Available data
☆ ☆ ☆ ☆ ☆

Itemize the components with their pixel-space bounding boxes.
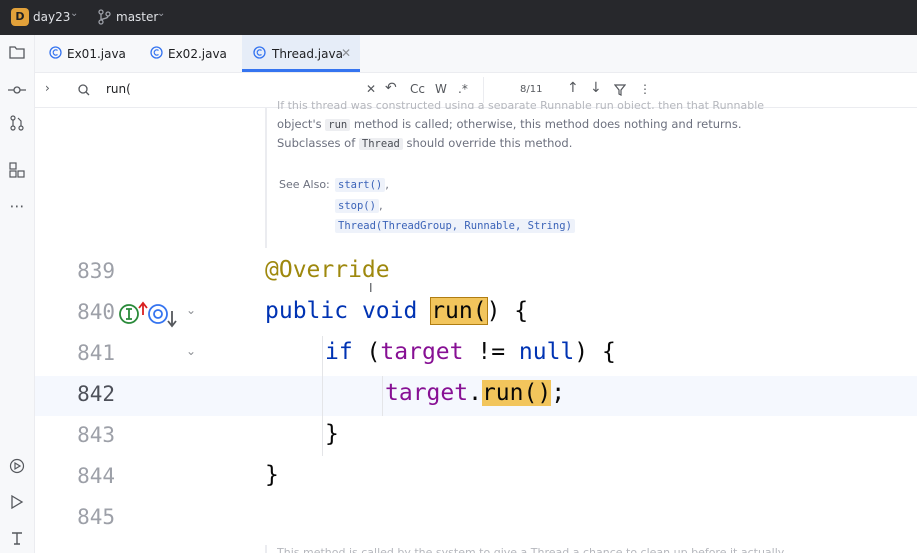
close-icon[interactable]: ✕ [341, 46, 351, 60]
annotation: @Override [265, 257, 390, 283]
project-name[interactable]: day23 [33, 10, 70, 24]
more-tools-icon[interactable]: ⋯ [7, 196, 27, 216]
code-text: ; [551, 380, 566, 406]
chevron-right-icon[interactable]: › [45, 81, 50, 95]
doc-link-start[interactable]: start(), [335, 177, 389, 192]
doc-text-line: This method is called by the system to g… [277, 546, 785, 553]
doc-rule [265, 545, 267, 553]
doc-text-line: Subclasses of Thread should override thi… [277, 136, 572, 150]
terminal-icon[interactable] [7, 530, 27, 550]
doc-text: should override this method. [406, 136, 573, 150]
active-tab-indicator [242, 69, 360, 72]
code-line-839[interactable]: @Override [265, 257, 390, 283]
java-class-icon [150, 46, 163, 59]
doc-code: run [325, 119, 351, 131]
project-folder-icon[interactable] [7, 44, 27, 64]
tab-label: Thread.java [272, 47, 343, 61]
line-number: 839 [77, 259, 115, 283]
line-number: 843 [77, 423, 115, 447]
fold-chevron-icon[interactable]: ⌄ [186, 344, 196, 358]
previous-occurrence-icon[interactable]: ↑ [567, 80, 579, 96]
search-match: run() [481, 380, 552, 406]
field-reference: target [385, 380, 469, 406]
code-line-840[interactable]: public void run() { [265, 297, 529, 325]
indent-guide [322, 336, 323, 456]
match-count: 8/11 [520, 84, 543, 95]
field-reference: target [380, 339, 464, 365]
chevron-down-icon[interactable]: ⌄ [70, 8, 78, 19]
code-line-841[interactable]: if (target != null) { [325, 339, 616, 365]
link-thread-constructor[interactable]: Thread(ThreadGroup, Runnable, String) [335, 219, 575, 233]
search-icon[interactable] [78, 84, 92, 96]
filter-icon[interactable] [614, 84, 626, 96]
keyword: if [325, 339, 353, 365]
regex-toggle[interactable]: .* [458, 82, 468, 96]
doc-text: object's [277, 117, 322, 131]
overridden-method-icon[interactable] [148, 301, 178, 329]
pull-requests-icon[interactable] [7, 115, 27, 135]
indent-guide [382, 376, 383, 416]
services-icon[interactable] [7, 458, 27, 478]
doc-link-constructor[interactable]: Thread(ThreadGroup, Runnable, String) [335, 218, 575, 233]
doc-link-stop[interactable]: stop(), [335, 198, 383, 213]
keyword: null [518, 339, 575, 365]
doc-text: Subclasses of [277, 136, 356, 150]
line-number: 841 [77, 341, 115, 365]
code-line-842[interactable]: target.run(); [385, 380, 565, 406]
line-number: 842 [77, 382, 115, 406]
code-text: ( [352, 339, 381, 365]
tab-thread[interactable]: Thread.java ✕ [242, 35, 360, 72]
title-bar: D day23 ⌄ master ⌄ [0, 0, 917, 35]
line-number: 840 [77, 300, 115, 324]
doc-text-line: object's run method is called; otherwise… [277, 117, 742, 131]
search-match-current: run( [430, 297, 488, 325]
code-text: ) { [574, 339, 616, 365]
more-options-icon[interactable]: ⋮ [639, 82, 651, 96]
tab-label: Ex01.java [67, 47, 126, 61]
tab-label: Ex02.java [168, 47, 227, 61]
link-start[interactable]: start() [335, 178, 386, 192]
code-text: . [468, 380, 482, 406]
branch-name[interactable]: master [116, 10, 158, 24]
rendered-javadoc: If this thread was constructed using a s… [265, 99, 915, 248]
keyword: void [361, 298, 418, 324]
tab-ex01[interactable]: Ex01.java [49, 35, 139, 72]
clear-search-icon[interactable]: ✕ [366, 82, 376, 96]
implements-method-icon[interactable] [119, 301, 149, 327]
fold-chevron-icon[interactable]: ⌄ [186, 303, 196, 317]
doc-text-line: If this thread was constructed using a s… [277, 99, 765, 109]
search-input[interactable]: run( [106, 82, 131, 96]
git-branch-icon [98, 9, 111, 25]
link-stop[interactable]: stop() [335, 199, 379, 213]
line-number: 844 [77, 464, 115, 488]
match-case-toggle[interactable]: Cc [410, 82, 425, 96]
code-line-844[interactable]: } [265, 462, 279, 488]
run-icon[interactable] [7, 494, 27, 514]
project-badge[interactable]: D [11, 8, 29, 26]
chevron-down-icon[interactable]: ⌄ [157, 8, 165, 19]
line-number: 845 [77, 505, 115, 529]
replace-toggle-icon[interactable]: ↶ [385, 80, 397, 96]
words-toggle[interactable]: W [435, 82, 447, 96]
doc-code: Thread [358, 138, 403, 150]
see-also-label: See Also: [279, 178, 330, 191]
java-class-icon [253, 46, 266, 59]
text-cursor-icon: I [369, 281, 373, 295]
code-line-843[interactable]: } [325, 421, 339, 447]
structure-icon[interactable] [7, 162, 27, 182]
next-occurrence-icon[interactable]: ↓ [590, 80, 602, 96]
tool-window-strip: ⋯ [0, 35, 35, 553]
code-text: ) { [486, 298, 529, 324]
doc-text: method is called; otherwise, this method… [353, 117, 742, 131]
keyword: public [265, 298, 349, 324]
tab-ex02[interactable]: Ex02.java [150, 35, 240, 72]
java-class-icon [49, 46, 62, 59]
code-text: != [463, 339, 519, 365]
commit-icon[interactable] [7, 80, 27, 100]
editor-tabs: Ex01.java Ex02.java Thread.java ✕ [35, 35, 917, 73]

☆ ☆ ☆ ☆ ☆

The exercise
Reproduce only the lines from the one holding "close-icon[interactable]: ✕ [341, 46, 351, 60]" through the one holding "field-reference: target [385, 380, 469, 406]", inclusive, switching "search-match" to "find-match" and leaving everything else unchanged.

Task response
close-icon[interactable]: ✕ [341, 46, 351, 60]
annotation: @Override [265, 257, 390, 283]
project-name[interactable]: day23 [33, 10, 70, 24]
more-tools-icon[interactable]: ⋯ [7, 196, 27, 216]
code-text: ; [551, 380, 566, 406]
chevron-right-icon[interactable]: › [45, 81, 50, 95]
doc-link-start[interactable]: start(), [335, 177, 389, 192]
doc-text-line: This method is called by the system to g… [277, 546, 785, 553]
doc-rule [265, 545, 267, 553]
doc-text-line: Subclasses of Thread should override thi… [277, 136, 572, 150]
terminal-icon[interactable] [7, 530, 27, 550]
doc-text: should override this method. [406, 136, 573, 150]
active-tab-indicator [242, 69, 360, 72]
code-line-839[interactable]: @Override [265, 257, 390, 283]
java-class-icon [150, 46, 163, 59]
doc-code: run [325, 119, 351, 131]
project-folder-icon[interactable] [7, 44, 27, 64]
tab-label: Thread.java [272, 47, 343, 61]
line-number: 839 [77, 259, 115, 283]
line-number: 843 [77, 423, 115, 447]
fold-chevron-icon[interactable]: ⌄ [186, 344, 196, 358]
previous-occurrence-icon[interactable]: ↑ [567, 80, 579, 96]
find-match: run() [481, 380, 552, 406]
field-reference: target [385, 380, 469, 406]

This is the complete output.